(Do this) Extract all lines from the data beneath that include the word "frac".

* Begin Material for this exercise *

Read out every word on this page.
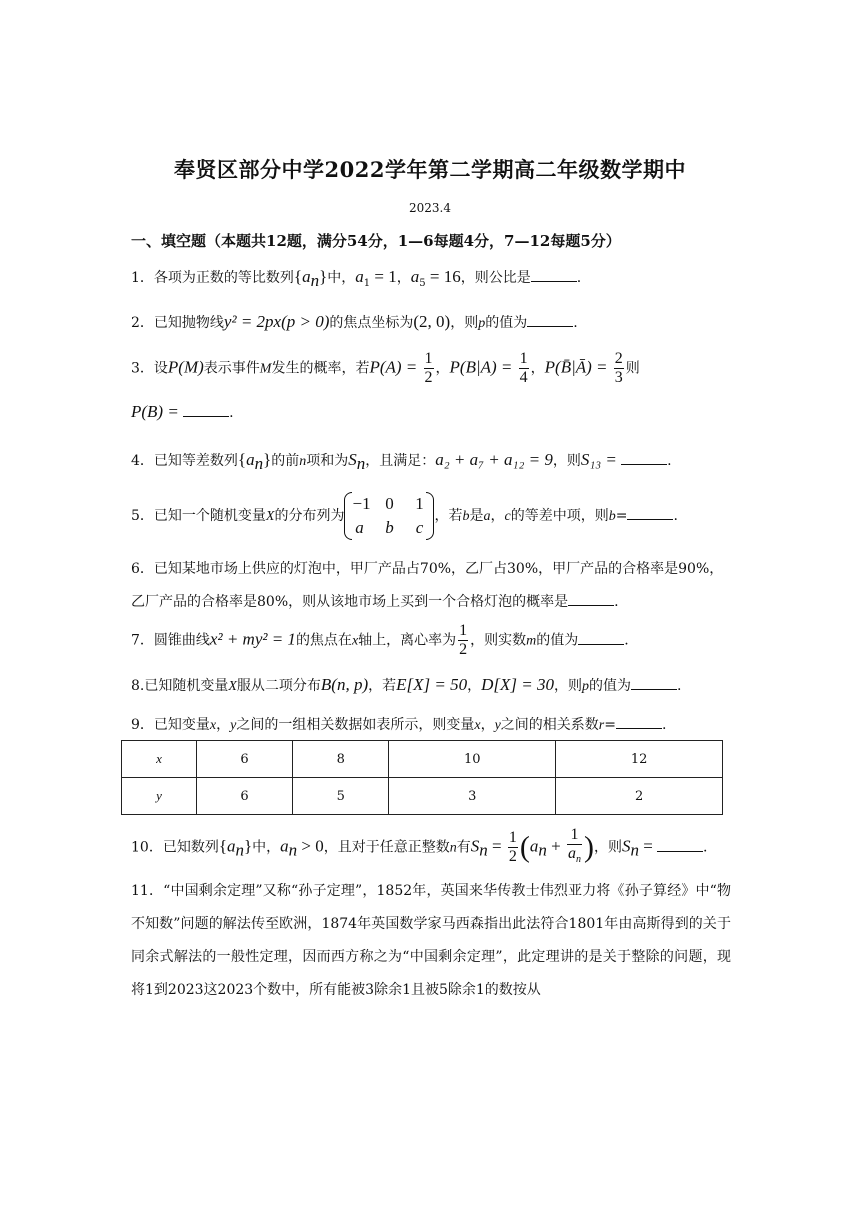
奉贤区部分中学2022学年第二学期高二年级数学期中
2023.4
一、填空题（本题共12题，满分54分，1—6每题4分，7—12每题5分）
1．各项为正数的等比数列$\{a_n\}$中，$a_1 = 1$，$a_5 = 16$，则公比是	.
2．已知抛物线y² = 2px(p > 0)的焦点坐标为(2, 0)，则p的值为	.
3．设P(M)表示事件M发生的概率，若$P(A) = \frac{1}{2}$ ，$P(B|A) = \frac{1}{4}$ ，P(B̄|Ā) = $\frac{2}{3}$ 则
P(B) =	.
4．已知等差数列$\{a_n\}$的前n项和为$S_n$，且满足：a₂ + a₇ + a₁₂ = 9，则S₁₃ =	.
5．已知一个随机变量X的分布列为
−1 0 1
a b c
，若b是a，c的等差中项，则b=	.
6．已知某地市场上供应的灯泡中，甲厂产品占70%，乙厂占30%，甲厂产品的合格率是90%，
乙厂产品的合格率是80%，则从该地市场上买到一个合格灯泡的概率是	.
7．圆锥曲线x² + my² = 1的焦点在x轴上，离心率为 $\frac{1}{2}$ ，则实数m的值为	.
8.已知随机变量X服从二项分布B(n, p)，若E[X] = 50，D[X] = 30，则p的值为	.
9．已知变量x，y之间的一组相关数据如表所示，则变量x，y之间的相关系数r=	.
x	6	8	10	12
y	6	5	3	2
10．已知数列$\{a_n\}$中，$a_n > 0$，且对于任意正整数n有$S_n = \frac{1}{2} (a_n + \frac{1}{a_n}$ )，则$S_n$ =	.
11．“中国剩余定理”又称“孙子定理”，1852年，英国来华传教士伟烈亚力将《孙子算经》中“物不知数”问题的解法传至欧洲，1874年英国数学家马西森指出此法符合1801年由高斯得到的关于同余式解法的一般性定理，因而西方称之为“中国剩余定理”，此定理讲的是关于整除的问题，现将1到2023这2023个数中，所有能被3除余1且被5除余1的数按从
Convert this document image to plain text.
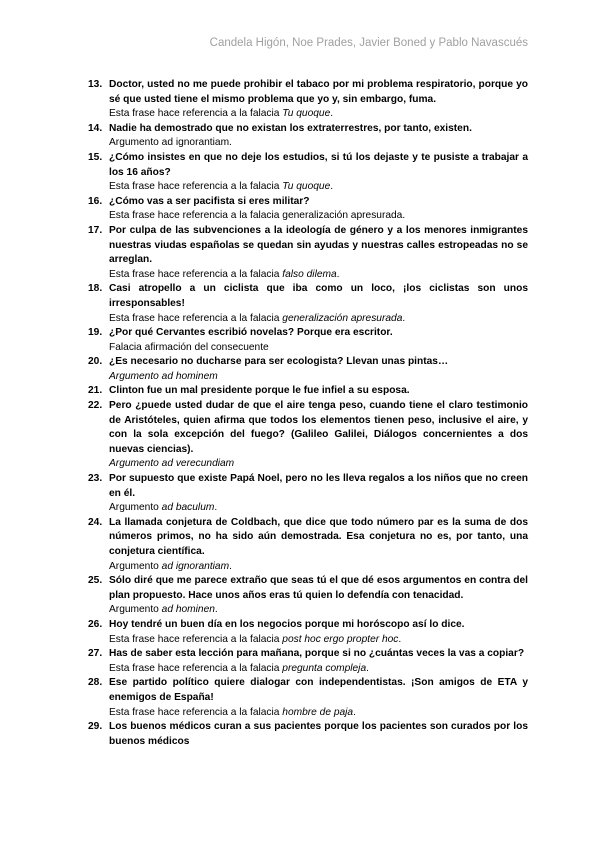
Candela Higón, Noe Prades, Javier Boned y Pablo Navascués
13. Doctor, usted no me puede prohibir el tabaco por mi problema respiratorio, porque yo sé que usted tiene el mismo problema que yo y, sin embargo, fuma.
Esta frase hace referencia a la falacia Tu quoque.
14. Nadie ha demostrado que no existan los extraterrestres, por tanto, existen.
Argumento ad ignorantiam.
15. ¿Cómo insistes en que no deje los estudios, si tú los dejaste y te pusiste a trabajar a los 16 años?
Esta frase hace referencia a la falacia Tu quoque.
16. ¿Cómo vas a ser pacifista si eres militar?
Esta frase hace referencia a la falacia generalización apresurada.
17. Por culpa de las subvenciones a la ideología de género y a los menores inmigrantes nuestras viudas españolas se quedan sin ayudas y nuestras calles estropeadas no se arreglan.
Esta frase hace referencia a la falacia falso dilema.
18. Casi atropello a un ciclista que iba como un loco, ¡los ciclistas son unos irresponsables!
Esta frase hace referencia a la falacia generalización apresurada.
19. ¿Por qué Cervantes escribió novelas? Porque era escritor.
Falacia afirmación del consecuente
20. ¿Es necesario no ducharse para ser ecologista? Llevan unas pintas…
Argumento ad hominem
21. Clinton fue un mal presidente porque le fue infiel a su esposa.
22. Pero ¿puede usted dudar de que el aire tenga peso, cuando tiene el claro testimonio de Aristóteles, quien afirma que todos los elementos tienen peso, inclusive el aire, y con la sola excepción del fuego? (Galileo Galilei, Diálogos concernientes a dos nuevas ciencias).
Argumento ad verecundiam
23. Por supuesto que existe Papá Noel, pero no les lleva regalos a los niños que no creen en él.
Argumento ad baculum.
24. La llamada conjetura de Coldbach, que dice que todo número par es la suma de dos números primos, no ha sido aún demostrada. Esa conjetura no es, por tanto, una conjetura científica.
Argumento ad ignorantiam.
25. Sólo diré que me parece extraño que seas tú el que dé esos argumentos en contra del plan propuesto. Hace unos años eras tú quien lo defendía con tenacidad.
Argumento ad hominen.
26. Hoy tendré un buen día en los negocios porque mi horóscopo así lo dice.
Esta frase hace referencia a la falacia post hoc ergo propter hoc.
27. Has de saber esta lección para mañana, porque si no ¿cuántas veces la vas a copiar?
Esta frase hace referencia a la falacia pregunta compleja.
28. Ese partido político quiere dialogar con independentistas. ¡Son amigos de ETA y enemigos de España!
Esta frase hace referencia a la falacia hombre de paja.
29. Los buenos médicos curan a sus pacientes porque los pacientes son curados por los buenos médicos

* End Material for this exercise *

(Result)
3．设P(M)表示事件M发生的概率，若$P(A) = \frac{1}{2}$ ，$P(B|A) = \frac{1}{4}$ ，P(B̄|Ā) = $\frac{2}{3}$ 则
7．圆锥曲线x² + my² = 1的焦点在x轴上，离心率为 $\frac{1}{2}$ ，则实数m的值为	.
10．已知数列$\{a_n\}$中，$a_n > 0$，且对于任意正整数n有$S_n = \frac{1}{2} (a_n + \frac{1}{a_n}$ )，则$S_n$ =	.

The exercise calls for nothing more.